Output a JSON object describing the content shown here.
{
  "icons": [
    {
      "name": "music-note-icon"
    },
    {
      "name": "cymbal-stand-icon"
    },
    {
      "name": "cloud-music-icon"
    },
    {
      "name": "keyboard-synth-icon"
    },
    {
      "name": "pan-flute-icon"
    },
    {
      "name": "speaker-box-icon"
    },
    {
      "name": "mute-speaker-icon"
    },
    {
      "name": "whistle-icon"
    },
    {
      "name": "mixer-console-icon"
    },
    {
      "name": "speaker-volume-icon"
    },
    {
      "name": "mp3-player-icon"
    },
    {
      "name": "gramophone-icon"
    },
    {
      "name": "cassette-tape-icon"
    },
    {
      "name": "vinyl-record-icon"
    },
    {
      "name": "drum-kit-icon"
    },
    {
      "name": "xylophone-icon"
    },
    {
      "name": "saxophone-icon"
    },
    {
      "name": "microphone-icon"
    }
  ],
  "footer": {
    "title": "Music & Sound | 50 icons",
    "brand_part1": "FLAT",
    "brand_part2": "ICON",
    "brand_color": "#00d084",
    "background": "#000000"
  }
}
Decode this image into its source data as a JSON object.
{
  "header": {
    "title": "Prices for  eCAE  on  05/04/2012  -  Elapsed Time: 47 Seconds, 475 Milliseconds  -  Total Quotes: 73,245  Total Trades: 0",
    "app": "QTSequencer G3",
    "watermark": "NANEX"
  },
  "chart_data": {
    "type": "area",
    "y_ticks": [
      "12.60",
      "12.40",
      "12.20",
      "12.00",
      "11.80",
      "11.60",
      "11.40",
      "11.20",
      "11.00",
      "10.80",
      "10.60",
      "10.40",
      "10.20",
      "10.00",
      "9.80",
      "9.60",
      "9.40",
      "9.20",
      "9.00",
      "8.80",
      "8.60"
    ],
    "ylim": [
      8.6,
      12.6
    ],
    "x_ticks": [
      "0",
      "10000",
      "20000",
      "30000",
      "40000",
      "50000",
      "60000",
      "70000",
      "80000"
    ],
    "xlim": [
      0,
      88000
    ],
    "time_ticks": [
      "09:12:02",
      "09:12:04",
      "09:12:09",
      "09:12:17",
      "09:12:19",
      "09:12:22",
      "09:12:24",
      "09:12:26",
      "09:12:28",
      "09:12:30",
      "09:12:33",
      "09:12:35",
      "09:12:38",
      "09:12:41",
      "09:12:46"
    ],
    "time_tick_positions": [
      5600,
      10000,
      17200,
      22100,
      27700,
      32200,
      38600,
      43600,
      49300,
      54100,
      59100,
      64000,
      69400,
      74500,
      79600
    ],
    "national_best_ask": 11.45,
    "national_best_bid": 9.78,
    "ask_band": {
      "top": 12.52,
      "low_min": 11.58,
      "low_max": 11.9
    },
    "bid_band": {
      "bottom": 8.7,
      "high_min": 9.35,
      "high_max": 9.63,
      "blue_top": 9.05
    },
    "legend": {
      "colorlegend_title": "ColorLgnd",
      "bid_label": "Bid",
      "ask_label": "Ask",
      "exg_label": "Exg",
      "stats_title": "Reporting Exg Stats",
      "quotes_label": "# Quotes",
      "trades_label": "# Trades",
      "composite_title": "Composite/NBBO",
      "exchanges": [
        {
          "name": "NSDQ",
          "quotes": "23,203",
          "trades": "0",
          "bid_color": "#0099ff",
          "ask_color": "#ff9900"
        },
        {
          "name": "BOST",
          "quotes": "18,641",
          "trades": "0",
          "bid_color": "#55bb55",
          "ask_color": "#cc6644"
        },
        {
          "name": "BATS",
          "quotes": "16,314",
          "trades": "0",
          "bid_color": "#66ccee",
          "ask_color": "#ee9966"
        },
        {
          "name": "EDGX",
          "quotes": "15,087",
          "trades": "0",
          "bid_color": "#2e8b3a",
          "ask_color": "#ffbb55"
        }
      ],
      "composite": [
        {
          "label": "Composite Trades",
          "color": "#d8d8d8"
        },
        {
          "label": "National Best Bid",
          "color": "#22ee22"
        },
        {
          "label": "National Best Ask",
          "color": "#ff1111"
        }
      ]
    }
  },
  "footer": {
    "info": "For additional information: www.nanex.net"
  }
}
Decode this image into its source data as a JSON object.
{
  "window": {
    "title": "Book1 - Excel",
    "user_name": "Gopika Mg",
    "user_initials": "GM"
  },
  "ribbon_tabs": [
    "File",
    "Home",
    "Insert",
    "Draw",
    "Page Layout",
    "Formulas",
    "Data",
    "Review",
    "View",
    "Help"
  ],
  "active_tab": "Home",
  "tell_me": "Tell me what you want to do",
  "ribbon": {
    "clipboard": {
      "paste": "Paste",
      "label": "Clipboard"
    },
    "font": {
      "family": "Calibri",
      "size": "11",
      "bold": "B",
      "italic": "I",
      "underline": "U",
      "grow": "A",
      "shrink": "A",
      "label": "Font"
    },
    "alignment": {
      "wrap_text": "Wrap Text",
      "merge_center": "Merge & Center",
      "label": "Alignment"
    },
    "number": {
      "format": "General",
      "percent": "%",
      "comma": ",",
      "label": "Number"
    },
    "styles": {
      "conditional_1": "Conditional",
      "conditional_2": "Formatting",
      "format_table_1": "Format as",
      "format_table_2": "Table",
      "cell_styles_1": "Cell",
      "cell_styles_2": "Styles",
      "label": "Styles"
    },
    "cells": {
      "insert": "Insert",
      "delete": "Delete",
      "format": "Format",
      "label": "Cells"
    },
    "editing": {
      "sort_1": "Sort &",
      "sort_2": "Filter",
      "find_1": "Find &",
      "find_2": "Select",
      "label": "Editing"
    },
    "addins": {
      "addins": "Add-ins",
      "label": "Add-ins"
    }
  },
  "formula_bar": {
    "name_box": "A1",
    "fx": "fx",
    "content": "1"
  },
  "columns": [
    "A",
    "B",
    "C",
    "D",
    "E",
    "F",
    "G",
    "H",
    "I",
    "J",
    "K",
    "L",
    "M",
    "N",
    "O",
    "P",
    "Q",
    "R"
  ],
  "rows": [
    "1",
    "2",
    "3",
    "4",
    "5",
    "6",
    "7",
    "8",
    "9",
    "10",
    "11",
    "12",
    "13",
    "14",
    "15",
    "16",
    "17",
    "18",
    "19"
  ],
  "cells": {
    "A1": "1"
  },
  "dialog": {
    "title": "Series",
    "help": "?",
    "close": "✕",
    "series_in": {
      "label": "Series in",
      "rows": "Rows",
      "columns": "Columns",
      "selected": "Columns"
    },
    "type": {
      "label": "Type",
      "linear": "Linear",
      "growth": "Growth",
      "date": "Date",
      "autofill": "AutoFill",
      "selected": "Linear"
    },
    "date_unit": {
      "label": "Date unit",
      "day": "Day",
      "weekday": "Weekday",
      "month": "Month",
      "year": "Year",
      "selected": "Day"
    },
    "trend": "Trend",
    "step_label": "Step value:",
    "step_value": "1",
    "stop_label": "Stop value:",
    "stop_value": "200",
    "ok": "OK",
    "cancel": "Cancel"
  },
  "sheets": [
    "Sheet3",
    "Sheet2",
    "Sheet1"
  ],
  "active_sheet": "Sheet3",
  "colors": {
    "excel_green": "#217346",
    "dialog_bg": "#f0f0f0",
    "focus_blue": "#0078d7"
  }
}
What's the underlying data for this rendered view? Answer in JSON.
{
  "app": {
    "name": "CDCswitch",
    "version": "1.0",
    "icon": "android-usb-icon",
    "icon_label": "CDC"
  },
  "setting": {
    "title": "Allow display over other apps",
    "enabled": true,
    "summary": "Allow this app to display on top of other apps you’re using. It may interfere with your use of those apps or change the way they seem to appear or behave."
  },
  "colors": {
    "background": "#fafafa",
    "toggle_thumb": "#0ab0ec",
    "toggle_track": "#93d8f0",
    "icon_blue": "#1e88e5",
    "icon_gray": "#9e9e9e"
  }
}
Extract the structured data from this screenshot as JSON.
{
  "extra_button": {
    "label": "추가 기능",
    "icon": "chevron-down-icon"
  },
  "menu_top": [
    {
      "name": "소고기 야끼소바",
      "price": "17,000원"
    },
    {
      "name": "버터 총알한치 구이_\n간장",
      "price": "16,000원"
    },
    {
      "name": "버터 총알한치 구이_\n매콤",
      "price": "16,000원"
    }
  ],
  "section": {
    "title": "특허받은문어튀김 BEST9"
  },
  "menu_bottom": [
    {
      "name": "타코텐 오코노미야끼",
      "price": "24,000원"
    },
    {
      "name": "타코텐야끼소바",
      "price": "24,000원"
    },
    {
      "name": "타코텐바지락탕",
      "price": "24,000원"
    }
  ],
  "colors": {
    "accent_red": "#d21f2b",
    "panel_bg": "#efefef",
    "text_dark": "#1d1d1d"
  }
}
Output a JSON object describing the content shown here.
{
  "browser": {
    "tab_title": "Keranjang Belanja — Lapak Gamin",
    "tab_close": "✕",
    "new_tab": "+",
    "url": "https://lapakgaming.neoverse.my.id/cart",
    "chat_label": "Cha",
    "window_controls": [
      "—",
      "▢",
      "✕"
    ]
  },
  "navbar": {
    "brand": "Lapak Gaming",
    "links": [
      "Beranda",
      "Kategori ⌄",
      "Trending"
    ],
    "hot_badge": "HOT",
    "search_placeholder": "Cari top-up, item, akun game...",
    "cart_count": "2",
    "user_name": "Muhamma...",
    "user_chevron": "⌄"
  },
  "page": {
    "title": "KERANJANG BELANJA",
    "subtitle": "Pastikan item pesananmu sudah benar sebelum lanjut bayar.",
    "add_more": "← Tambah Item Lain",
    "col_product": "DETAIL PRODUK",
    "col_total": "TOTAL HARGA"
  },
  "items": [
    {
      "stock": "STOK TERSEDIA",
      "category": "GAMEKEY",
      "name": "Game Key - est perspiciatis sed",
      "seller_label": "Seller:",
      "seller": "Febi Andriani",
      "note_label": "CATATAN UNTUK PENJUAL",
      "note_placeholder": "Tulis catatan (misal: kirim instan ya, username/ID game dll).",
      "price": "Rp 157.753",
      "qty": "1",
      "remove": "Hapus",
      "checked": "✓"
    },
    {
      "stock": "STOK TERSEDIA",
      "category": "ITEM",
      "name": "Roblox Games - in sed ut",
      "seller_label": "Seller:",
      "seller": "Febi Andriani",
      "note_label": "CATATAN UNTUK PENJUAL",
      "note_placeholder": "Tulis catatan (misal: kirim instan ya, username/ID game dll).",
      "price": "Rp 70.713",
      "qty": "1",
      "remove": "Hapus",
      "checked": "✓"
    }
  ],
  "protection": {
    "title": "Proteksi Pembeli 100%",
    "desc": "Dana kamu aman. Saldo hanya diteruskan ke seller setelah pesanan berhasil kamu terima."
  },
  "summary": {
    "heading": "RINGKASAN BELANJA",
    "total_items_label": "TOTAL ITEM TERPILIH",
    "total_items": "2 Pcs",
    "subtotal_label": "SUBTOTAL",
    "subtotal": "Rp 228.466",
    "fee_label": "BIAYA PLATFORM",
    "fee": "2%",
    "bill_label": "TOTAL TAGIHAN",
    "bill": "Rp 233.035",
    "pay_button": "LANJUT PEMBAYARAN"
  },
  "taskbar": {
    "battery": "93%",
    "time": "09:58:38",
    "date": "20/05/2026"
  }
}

++++++++++

● GIVEN EXERCISE
State how many lines of the listing include the word "this". Reply with the number alone.

● ANSWER BELOW
5